→ **DESCRIPTION OF THE TASK**:
Search the material below for the string "name" and extract each line that has it.

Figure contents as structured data
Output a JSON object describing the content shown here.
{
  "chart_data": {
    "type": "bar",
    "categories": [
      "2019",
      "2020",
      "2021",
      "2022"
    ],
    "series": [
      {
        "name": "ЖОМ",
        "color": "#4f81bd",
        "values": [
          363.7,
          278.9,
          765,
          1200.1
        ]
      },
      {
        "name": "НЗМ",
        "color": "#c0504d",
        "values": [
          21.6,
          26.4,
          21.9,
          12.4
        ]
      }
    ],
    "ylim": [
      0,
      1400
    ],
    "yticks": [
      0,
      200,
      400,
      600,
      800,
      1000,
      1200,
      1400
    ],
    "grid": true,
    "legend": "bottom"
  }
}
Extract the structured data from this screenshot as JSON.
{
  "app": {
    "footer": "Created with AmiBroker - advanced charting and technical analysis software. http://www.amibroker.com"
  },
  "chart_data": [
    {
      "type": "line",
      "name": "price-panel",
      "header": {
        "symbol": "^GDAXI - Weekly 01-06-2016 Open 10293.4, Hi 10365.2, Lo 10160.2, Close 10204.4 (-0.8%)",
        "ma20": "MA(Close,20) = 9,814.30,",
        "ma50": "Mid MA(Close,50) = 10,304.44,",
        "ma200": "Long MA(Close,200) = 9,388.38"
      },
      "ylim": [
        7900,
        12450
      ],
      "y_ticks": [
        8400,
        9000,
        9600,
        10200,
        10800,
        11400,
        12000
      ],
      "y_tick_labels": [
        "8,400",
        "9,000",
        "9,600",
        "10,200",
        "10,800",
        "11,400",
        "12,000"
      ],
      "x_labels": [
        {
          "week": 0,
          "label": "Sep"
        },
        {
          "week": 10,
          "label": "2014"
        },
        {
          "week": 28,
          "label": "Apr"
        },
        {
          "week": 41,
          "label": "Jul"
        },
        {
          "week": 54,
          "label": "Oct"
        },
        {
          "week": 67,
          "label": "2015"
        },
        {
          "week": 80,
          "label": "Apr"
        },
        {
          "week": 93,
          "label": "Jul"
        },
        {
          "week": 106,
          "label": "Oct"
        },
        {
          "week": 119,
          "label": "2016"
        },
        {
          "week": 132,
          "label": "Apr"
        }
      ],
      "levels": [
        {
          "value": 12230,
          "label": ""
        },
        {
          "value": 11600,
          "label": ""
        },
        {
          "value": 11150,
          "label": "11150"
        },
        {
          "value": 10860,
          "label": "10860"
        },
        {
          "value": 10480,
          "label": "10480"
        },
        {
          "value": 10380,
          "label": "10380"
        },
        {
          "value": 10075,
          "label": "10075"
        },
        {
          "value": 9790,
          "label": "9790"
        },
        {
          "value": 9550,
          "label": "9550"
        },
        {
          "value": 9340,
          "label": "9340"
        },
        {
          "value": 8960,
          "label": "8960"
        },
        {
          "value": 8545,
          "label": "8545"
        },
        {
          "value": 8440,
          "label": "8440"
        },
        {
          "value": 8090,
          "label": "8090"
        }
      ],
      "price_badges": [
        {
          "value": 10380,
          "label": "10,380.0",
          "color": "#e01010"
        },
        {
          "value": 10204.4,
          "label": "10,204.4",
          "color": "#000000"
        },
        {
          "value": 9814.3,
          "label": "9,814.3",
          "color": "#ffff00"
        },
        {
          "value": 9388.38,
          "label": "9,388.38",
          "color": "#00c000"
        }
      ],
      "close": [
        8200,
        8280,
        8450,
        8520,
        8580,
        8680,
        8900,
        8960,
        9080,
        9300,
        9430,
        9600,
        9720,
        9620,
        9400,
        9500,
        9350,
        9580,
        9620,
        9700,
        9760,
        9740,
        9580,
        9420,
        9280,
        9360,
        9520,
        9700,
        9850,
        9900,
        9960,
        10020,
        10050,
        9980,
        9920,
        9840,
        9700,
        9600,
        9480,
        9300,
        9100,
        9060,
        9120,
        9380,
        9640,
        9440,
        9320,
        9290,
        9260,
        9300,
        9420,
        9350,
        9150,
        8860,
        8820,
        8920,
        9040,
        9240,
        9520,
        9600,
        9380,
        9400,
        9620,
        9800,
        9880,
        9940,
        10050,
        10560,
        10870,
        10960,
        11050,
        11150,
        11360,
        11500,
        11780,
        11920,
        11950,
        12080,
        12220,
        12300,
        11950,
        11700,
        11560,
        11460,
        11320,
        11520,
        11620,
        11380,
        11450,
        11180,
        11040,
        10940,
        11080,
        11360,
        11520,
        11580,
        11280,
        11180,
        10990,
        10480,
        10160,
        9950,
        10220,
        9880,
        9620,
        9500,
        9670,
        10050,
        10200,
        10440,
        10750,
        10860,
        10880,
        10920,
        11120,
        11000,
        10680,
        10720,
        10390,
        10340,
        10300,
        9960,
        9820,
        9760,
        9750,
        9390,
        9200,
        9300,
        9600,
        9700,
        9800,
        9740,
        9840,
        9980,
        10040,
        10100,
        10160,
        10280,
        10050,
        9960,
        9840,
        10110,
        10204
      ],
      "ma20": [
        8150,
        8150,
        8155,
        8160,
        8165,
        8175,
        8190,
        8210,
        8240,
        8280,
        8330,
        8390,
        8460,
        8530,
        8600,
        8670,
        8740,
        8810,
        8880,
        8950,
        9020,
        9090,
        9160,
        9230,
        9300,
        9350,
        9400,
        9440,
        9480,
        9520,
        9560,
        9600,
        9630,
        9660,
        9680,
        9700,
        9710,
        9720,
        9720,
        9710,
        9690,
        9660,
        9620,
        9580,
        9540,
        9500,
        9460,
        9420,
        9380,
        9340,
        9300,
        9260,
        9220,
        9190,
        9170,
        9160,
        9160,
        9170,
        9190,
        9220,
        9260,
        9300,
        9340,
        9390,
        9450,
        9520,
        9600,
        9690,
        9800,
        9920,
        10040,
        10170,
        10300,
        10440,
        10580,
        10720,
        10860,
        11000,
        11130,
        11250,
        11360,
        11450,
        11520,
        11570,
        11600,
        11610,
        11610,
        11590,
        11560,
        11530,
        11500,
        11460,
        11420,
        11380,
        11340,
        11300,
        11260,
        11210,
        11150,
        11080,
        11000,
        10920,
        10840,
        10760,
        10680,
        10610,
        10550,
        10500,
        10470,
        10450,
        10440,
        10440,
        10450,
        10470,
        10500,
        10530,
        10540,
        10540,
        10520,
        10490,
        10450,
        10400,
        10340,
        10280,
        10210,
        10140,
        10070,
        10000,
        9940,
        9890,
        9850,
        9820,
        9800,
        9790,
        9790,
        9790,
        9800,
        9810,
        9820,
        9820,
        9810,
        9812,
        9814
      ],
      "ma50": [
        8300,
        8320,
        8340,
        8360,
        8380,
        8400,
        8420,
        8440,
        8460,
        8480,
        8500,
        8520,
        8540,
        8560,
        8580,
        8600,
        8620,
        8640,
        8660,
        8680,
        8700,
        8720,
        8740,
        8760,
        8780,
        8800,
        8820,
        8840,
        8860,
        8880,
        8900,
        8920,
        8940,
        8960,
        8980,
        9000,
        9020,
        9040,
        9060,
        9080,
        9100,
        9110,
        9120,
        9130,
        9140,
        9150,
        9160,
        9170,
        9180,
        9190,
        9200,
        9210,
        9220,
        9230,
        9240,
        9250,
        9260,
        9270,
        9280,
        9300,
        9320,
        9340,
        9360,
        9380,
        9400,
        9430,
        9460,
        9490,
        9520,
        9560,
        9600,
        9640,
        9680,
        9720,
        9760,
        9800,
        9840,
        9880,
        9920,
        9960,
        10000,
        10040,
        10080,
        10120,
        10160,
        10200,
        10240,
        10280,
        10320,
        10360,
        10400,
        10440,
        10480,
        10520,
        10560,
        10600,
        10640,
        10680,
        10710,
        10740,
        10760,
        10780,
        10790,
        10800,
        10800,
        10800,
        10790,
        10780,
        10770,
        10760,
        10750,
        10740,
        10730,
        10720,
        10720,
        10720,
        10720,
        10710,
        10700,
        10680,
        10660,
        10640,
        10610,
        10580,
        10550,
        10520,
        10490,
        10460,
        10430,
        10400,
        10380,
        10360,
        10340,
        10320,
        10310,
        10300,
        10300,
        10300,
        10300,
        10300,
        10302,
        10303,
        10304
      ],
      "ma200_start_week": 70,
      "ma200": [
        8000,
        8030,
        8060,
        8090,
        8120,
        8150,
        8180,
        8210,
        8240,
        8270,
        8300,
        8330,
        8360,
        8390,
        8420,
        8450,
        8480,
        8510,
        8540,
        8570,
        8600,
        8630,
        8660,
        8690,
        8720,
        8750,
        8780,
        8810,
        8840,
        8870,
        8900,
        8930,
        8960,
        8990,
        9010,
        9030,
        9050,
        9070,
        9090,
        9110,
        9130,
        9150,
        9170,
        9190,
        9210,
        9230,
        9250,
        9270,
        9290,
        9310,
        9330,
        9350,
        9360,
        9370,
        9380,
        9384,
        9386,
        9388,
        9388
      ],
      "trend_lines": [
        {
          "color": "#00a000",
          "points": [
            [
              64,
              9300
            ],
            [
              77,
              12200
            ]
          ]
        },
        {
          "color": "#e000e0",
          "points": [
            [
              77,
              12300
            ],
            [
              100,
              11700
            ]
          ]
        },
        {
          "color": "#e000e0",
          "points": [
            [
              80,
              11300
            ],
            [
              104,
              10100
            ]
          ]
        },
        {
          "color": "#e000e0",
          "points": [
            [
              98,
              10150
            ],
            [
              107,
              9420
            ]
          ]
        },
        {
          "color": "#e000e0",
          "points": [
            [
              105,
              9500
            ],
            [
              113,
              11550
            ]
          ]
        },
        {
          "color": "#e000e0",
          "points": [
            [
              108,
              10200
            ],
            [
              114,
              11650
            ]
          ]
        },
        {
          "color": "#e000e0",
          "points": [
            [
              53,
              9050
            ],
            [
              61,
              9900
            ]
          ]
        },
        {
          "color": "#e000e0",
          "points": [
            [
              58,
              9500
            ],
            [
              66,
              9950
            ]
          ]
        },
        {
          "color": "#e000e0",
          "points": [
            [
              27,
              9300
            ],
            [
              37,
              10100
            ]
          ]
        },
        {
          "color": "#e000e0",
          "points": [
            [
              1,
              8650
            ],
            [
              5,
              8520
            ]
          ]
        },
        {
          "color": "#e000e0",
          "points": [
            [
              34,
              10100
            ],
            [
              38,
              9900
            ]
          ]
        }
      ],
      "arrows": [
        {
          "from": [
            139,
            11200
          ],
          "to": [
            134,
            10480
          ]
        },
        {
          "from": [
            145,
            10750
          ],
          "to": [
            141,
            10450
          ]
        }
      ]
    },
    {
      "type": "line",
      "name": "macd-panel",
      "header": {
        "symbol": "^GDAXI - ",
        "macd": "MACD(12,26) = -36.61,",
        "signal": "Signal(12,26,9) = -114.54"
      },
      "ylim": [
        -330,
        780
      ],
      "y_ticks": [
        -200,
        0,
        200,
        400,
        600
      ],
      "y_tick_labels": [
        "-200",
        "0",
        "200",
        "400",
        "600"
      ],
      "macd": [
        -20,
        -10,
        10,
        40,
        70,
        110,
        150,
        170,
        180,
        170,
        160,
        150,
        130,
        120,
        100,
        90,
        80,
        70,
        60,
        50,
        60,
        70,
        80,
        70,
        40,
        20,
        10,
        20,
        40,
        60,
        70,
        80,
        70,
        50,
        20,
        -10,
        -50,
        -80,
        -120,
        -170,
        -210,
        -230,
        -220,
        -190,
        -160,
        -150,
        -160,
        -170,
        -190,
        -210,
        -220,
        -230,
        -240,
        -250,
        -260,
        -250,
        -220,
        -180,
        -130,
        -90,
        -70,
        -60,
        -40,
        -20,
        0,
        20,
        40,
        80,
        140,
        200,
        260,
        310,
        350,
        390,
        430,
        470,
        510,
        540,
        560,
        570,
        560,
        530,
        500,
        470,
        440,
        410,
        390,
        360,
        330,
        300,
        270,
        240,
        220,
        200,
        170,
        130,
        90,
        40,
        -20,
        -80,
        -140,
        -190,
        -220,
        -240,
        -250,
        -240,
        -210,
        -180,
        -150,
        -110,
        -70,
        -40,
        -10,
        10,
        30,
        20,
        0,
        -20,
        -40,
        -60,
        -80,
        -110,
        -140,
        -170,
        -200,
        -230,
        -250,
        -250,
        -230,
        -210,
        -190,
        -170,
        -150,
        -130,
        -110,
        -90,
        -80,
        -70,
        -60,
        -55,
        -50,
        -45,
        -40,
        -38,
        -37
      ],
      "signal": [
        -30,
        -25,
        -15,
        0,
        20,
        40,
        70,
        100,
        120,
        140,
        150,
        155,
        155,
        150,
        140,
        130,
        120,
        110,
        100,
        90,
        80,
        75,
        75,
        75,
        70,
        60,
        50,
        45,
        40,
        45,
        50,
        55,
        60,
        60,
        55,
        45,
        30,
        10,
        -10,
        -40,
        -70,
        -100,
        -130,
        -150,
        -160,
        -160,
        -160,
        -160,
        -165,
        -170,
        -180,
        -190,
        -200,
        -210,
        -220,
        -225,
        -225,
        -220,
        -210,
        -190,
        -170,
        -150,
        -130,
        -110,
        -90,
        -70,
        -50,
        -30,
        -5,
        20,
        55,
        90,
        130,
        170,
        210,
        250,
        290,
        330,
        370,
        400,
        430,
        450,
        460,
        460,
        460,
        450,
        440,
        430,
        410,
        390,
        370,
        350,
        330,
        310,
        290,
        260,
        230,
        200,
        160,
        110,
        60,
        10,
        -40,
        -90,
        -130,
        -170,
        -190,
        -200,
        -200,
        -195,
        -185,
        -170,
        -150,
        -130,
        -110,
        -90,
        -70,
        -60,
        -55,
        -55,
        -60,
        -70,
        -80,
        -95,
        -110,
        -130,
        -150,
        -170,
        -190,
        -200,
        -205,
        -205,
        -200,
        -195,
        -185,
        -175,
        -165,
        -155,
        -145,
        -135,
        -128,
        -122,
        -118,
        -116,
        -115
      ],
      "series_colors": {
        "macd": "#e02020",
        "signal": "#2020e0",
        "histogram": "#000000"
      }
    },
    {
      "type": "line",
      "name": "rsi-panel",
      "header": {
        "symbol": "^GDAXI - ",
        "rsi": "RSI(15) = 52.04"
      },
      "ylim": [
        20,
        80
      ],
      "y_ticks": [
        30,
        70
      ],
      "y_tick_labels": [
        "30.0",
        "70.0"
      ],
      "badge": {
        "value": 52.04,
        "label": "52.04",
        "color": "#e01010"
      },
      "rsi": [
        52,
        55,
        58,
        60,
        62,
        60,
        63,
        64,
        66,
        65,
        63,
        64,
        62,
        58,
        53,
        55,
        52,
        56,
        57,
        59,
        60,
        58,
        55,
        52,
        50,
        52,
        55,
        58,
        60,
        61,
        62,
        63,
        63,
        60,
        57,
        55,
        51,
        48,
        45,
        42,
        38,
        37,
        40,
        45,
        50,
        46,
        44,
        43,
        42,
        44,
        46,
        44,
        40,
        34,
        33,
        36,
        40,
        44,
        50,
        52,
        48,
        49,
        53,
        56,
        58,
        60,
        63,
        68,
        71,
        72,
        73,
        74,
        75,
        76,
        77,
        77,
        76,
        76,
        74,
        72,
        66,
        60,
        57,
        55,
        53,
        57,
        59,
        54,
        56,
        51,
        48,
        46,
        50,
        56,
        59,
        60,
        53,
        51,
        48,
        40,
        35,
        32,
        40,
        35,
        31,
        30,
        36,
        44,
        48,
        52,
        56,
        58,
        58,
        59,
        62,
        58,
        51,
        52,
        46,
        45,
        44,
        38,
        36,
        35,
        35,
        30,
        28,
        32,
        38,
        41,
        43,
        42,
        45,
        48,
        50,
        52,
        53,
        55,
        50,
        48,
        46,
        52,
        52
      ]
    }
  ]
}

→ **RESULT BELOW**:
        "name": "ЖОМ",
        "name": "НЗМ",
      "name": "price-panel",
      "name": "macd-panel",
      "name": "rsi-panel",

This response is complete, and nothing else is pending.